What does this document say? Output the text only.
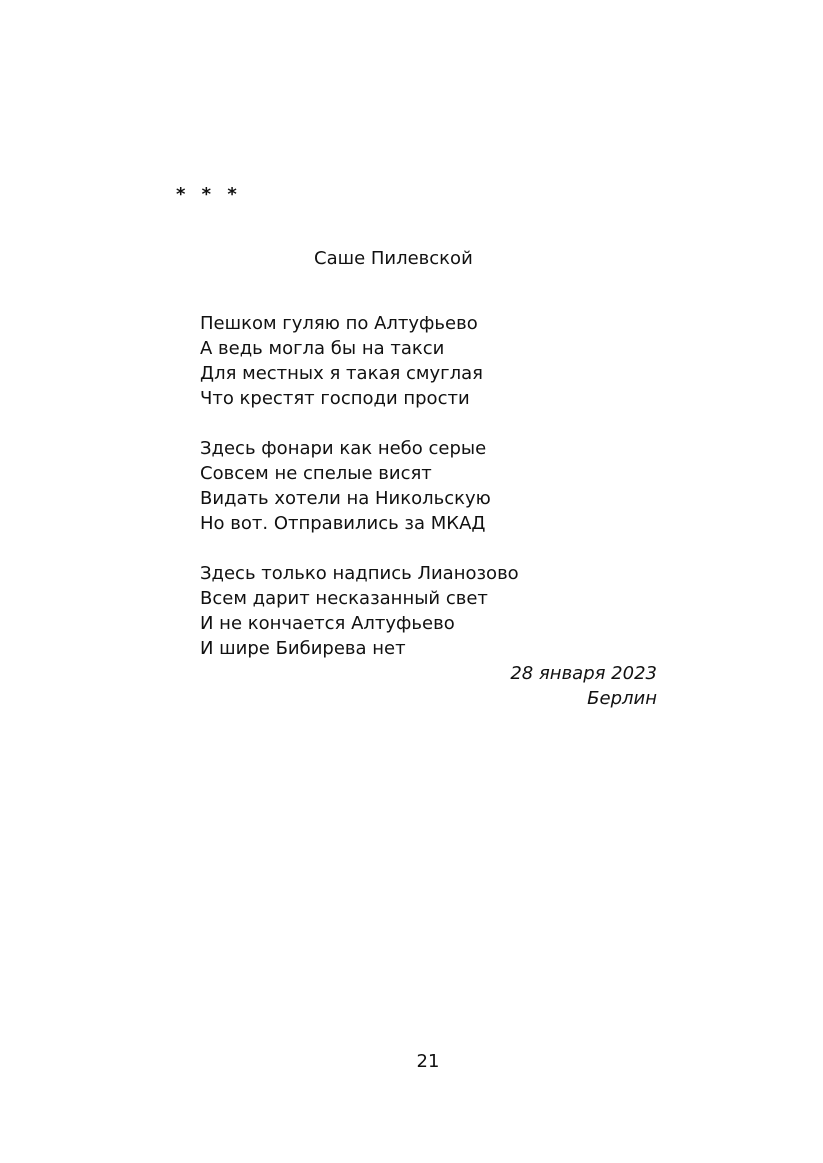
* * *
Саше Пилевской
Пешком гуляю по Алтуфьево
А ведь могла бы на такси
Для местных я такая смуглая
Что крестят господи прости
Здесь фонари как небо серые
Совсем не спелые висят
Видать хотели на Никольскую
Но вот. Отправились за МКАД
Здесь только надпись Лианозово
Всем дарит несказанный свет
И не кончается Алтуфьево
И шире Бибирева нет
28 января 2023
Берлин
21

────────────────────────────────────────

Task to carry out
Copy each line of the data above that holds "Здесь".

Expected answer
Здесь фонари как небо серые
Здесь только надпись Лианозово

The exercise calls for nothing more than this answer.